» **THE PROBLEM**: Print each line of the listing once more, precisely as given.

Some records

┄┄┄┄┄┄┄┄┄┄

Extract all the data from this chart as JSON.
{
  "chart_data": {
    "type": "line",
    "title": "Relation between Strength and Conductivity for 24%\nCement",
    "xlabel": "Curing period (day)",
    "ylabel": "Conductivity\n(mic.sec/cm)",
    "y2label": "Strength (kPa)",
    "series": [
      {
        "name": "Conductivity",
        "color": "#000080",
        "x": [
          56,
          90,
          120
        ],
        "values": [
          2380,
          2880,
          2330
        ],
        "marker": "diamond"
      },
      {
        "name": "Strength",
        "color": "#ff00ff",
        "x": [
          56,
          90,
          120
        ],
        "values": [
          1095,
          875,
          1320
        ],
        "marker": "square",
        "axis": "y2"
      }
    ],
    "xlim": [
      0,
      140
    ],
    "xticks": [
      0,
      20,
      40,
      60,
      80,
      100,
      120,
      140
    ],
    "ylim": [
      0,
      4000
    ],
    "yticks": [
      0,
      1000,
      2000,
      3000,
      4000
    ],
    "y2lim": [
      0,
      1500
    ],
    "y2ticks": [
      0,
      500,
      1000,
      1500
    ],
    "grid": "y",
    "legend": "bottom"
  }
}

┄┄┄┄┄┄┄┄┄┄

» **WRITTEN ANSWER**:
Extract all the data from this chart as JSON.
{
  "chart_data": {
    "type": "line",
    "title": "Relation between Strength and Conductivity for 24%\nCement",
    "xlabel": "Curing period (day)",
    "ylabel": "Conductivity\n(mic.sec/cm)",
    "y2label": "Strength (kPa)",
    "series": [
      {
        "name": "Conductivity",
        "color": "#000080",
        "x": [
          56,
          90,
          120
        ],
        "values": [
          2380,
          2880,
          2330
        ],
        "marker": "diamond"
      },
      {
        "name": "Strength",
        "color": "#ff00ff",
        "x": [
          56,
          90,
          120
        ],
        "values": [
          1095,
          875,
          1320
        ],
        "marker": "square",
        "axis": "y2"
      }
    ],
    "xlim": [
      0,
      140
    ],
    "xticks": [
      0,
      20,
      40,
      60,
      80,
      100,
      120,
      140
    ],
    "ylim": [
      0,
      4000
    ],
    "yticks": [
      0,
      1000,
      2000,
      3000,
      4000
    ],
    "y2lim": [
      0,
      1500
    ],
    "y2ticks": [
      0,
      500,
      1000,
      1500
    ],
    "grid": "y",
    "legend": "bottom"
  }
}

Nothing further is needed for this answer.